— BEGIN Excerpted records —

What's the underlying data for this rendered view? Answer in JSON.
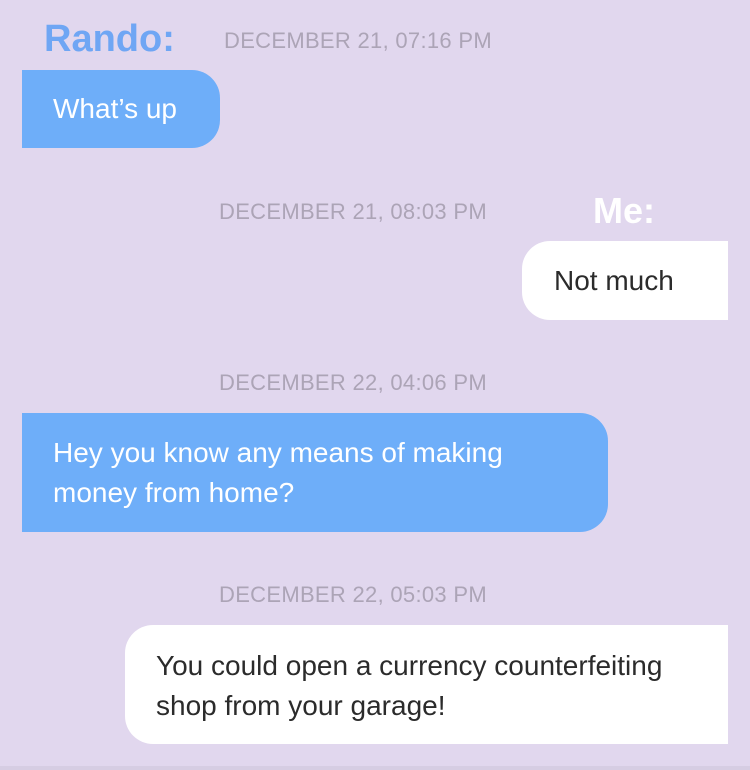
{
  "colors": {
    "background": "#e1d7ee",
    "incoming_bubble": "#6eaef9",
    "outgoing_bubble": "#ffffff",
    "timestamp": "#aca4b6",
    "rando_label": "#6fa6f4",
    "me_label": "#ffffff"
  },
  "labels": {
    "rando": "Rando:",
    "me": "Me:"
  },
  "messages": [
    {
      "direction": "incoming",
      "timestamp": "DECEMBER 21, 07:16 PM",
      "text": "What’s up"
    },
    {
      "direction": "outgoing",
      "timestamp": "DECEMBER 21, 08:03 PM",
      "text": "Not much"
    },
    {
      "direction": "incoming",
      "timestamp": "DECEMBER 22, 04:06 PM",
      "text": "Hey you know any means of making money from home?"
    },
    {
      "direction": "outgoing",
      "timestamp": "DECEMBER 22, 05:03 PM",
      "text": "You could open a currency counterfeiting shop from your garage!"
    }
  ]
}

— END Excerpted records —

## Problem to work on
Using the listing above, show every line that includes the string "What".

## Response to this exercise
What's the underlying data for this rendered view? Answer in JSON.
      "text": "What’s up"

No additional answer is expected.